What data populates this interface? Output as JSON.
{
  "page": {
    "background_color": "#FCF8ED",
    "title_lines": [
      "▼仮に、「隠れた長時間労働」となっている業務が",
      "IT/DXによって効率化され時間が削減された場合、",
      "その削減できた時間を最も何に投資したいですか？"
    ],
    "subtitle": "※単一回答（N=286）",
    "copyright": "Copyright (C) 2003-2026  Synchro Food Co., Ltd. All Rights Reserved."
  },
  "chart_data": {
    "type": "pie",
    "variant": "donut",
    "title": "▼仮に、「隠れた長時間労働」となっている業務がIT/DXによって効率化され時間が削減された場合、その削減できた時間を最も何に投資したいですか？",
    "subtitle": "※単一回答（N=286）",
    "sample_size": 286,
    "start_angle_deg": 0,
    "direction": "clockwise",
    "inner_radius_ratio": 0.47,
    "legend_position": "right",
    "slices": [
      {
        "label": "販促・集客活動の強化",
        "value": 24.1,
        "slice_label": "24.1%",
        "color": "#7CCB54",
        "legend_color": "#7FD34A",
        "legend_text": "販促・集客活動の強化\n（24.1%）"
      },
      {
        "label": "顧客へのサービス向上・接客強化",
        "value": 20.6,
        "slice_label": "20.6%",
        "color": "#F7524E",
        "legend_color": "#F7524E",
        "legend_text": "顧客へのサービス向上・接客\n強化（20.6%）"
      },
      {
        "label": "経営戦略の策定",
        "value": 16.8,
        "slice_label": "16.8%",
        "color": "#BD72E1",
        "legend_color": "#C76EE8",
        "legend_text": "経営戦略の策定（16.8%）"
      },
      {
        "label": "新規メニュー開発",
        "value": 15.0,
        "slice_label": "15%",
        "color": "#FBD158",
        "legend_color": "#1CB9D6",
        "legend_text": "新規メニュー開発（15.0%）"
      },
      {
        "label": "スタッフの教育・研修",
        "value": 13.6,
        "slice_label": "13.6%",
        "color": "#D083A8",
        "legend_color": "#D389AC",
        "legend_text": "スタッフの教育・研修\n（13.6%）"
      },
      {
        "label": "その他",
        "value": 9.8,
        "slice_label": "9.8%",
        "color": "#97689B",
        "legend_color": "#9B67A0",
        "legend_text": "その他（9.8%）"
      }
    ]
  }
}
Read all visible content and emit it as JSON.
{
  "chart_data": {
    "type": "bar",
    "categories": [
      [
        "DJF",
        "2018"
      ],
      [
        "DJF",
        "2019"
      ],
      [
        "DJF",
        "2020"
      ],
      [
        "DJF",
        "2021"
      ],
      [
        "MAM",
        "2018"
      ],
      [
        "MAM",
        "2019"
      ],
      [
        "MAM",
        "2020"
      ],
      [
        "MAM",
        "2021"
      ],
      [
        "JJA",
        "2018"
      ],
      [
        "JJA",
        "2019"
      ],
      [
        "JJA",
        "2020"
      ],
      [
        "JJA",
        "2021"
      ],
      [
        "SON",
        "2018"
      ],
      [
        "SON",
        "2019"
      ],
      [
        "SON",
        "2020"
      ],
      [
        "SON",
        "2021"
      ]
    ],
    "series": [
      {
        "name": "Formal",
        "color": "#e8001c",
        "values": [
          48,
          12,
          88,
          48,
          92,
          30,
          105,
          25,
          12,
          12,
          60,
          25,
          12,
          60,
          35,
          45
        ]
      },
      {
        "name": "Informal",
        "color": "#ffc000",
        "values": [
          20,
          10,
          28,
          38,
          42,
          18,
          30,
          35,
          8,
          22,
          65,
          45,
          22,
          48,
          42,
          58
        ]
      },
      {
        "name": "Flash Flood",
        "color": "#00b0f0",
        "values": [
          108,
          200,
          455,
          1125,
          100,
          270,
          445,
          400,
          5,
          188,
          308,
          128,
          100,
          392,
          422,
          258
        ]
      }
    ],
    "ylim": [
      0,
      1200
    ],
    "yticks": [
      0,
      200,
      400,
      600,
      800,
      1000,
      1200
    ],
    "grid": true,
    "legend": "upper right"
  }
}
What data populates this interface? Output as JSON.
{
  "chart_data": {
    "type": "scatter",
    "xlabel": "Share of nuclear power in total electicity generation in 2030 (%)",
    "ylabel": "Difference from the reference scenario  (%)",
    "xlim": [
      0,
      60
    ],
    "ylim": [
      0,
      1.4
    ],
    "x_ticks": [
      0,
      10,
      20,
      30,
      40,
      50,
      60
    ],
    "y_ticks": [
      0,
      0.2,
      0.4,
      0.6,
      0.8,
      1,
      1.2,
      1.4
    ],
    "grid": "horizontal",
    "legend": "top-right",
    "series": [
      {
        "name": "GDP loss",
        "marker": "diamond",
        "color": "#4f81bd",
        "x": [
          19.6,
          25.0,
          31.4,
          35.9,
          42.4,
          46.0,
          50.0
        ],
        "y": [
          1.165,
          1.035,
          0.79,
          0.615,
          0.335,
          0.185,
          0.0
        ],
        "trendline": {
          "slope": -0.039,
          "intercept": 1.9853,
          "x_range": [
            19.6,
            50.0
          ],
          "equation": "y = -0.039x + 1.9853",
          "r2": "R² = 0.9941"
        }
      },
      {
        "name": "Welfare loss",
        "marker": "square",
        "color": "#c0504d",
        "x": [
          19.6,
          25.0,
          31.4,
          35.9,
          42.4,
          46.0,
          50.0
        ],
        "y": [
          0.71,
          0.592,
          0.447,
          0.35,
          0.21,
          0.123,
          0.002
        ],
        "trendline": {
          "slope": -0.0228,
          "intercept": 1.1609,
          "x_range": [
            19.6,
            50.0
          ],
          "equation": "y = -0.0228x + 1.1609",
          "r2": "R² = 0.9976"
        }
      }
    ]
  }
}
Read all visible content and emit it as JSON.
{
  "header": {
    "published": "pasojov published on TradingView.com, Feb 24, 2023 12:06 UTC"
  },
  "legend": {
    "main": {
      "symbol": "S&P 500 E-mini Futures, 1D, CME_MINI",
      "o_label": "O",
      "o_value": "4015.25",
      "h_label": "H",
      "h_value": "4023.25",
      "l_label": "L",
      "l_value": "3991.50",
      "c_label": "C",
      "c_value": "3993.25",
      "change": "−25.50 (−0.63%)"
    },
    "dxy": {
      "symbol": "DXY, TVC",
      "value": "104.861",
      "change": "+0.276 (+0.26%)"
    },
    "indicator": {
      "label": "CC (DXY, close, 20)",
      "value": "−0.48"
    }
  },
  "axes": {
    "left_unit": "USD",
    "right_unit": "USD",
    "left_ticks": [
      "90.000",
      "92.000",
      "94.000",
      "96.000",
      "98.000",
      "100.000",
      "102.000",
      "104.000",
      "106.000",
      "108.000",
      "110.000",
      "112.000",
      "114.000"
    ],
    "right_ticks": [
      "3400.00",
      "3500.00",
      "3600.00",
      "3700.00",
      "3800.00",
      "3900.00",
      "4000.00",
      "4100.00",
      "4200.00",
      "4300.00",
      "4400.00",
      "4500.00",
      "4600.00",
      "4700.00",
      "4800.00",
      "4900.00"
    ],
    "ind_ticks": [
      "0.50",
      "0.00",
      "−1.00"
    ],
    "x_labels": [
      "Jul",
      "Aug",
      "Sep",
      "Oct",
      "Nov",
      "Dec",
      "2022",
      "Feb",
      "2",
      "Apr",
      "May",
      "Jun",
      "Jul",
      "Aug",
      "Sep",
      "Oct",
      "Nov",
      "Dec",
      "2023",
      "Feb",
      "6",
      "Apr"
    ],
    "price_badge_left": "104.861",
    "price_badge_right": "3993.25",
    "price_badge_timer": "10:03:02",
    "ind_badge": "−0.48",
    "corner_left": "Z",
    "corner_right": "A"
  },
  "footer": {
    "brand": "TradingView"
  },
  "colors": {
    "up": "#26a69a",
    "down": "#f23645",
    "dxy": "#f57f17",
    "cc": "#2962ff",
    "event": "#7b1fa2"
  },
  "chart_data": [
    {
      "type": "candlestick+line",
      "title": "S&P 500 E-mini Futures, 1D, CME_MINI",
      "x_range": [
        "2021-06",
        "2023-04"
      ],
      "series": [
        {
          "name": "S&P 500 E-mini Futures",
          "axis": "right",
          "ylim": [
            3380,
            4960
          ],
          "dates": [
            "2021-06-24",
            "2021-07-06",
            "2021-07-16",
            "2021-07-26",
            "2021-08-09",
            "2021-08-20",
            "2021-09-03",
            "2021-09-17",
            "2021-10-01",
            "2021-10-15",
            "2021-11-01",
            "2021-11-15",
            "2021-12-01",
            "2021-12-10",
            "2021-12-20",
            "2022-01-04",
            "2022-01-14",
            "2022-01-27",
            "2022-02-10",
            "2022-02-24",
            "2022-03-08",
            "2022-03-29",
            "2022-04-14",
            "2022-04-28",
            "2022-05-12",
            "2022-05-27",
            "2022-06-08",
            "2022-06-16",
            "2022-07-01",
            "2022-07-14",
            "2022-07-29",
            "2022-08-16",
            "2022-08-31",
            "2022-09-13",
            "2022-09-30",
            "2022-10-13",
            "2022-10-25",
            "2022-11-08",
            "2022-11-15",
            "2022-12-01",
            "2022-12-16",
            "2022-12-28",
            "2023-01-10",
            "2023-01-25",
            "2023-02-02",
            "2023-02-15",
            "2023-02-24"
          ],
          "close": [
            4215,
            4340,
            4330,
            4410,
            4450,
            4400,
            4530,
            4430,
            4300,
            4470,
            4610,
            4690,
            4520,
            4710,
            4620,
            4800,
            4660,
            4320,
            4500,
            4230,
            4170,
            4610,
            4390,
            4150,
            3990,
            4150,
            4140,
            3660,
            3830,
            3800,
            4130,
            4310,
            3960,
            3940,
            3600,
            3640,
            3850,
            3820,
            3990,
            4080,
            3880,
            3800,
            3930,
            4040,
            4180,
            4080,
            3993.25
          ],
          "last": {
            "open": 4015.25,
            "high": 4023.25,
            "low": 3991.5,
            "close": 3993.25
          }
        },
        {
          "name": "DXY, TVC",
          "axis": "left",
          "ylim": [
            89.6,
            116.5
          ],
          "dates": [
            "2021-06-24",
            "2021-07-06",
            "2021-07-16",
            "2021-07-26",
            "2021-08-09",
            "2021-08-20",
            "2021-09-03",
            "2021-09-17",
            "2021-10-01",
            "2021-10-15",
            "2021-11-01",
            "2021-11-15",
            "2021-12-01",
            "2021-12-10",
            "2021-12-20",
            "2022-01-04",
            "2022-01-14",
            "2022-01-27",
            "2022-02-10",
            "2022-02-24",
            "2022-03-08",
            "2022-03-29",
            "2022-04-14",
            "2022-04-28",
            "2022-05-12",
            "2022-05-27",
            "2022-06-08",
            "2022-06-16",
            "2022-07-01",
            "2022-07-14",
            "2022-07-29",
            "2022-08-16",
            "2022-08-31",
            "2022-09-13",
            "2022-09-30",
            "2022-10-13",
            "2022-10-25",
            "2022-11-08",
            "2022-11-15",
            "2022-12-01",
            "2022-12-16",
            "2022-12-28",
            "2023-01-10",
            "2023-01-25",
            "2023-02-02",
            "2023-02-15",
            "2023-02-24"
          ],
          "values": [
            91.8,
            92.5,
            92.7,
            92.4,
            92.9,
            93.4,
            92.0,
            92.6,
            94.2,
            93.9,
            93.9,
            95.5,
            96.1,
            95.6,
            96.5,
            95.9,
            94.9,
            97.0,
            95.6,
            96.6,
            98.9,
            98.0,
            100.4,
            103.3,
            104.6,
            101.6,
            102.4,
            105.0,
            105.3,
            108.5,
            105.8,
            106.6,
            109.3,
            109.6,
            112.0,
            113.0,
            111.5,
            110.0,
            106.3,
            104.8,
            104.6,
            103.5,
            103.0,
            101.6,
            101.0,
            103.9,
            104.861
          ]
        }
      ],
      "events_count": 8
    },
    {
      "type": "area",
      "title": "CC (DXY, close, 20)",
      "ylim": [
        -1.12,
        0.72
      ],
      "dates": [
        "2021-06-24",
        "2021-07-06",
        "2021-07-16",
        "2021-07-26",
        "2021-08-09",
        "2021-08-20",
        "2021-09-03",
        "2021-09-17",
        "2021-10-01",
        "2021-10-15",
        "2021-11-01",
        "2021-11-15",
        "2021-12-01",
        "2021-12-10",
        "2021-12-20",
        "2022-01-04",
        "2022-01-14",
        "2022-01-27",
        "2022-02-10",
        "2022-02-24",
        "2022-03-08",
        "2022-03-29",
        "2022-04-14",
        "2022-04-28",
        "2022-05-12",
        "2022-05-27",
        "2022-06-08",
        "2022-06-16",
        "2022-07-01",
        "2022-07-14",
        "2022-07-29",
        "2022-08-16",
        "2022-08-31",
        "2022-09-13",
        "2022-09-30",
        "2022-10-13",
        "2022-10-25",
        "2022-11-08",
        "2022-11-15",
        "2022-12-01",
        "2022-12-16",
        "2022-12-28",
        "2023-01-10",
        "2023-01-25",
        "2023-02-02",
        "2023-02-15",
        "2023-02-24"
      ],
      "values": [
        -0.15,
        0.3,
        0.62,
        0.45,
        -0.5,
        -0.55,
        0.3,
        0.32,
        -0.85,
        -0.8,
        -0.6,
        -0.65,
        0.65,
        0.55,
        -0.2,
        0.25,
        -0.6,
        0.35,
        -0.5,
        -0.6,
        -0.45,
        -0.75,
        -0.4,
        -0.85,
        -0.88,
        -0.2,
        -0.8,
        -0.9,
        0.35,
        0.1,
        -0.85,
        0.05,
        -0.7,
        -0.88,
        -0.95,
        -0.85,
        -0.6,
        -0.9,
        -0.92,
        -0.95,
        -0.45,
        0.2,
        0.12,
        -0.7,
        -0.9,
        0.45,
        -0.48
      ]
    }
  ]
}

□ □ □ □ □

→ Stated task
Select and copy every line of the listing with the word "name".

→ Task response
        "name": "Formal",
        "name": "Informal",
        "name": "Flash Flood",
        "name": "GDP loss",
        "name": "Welfare loss",
          "name": "S&P 500 E-mini Futures",
          "name": "DXY, TVC",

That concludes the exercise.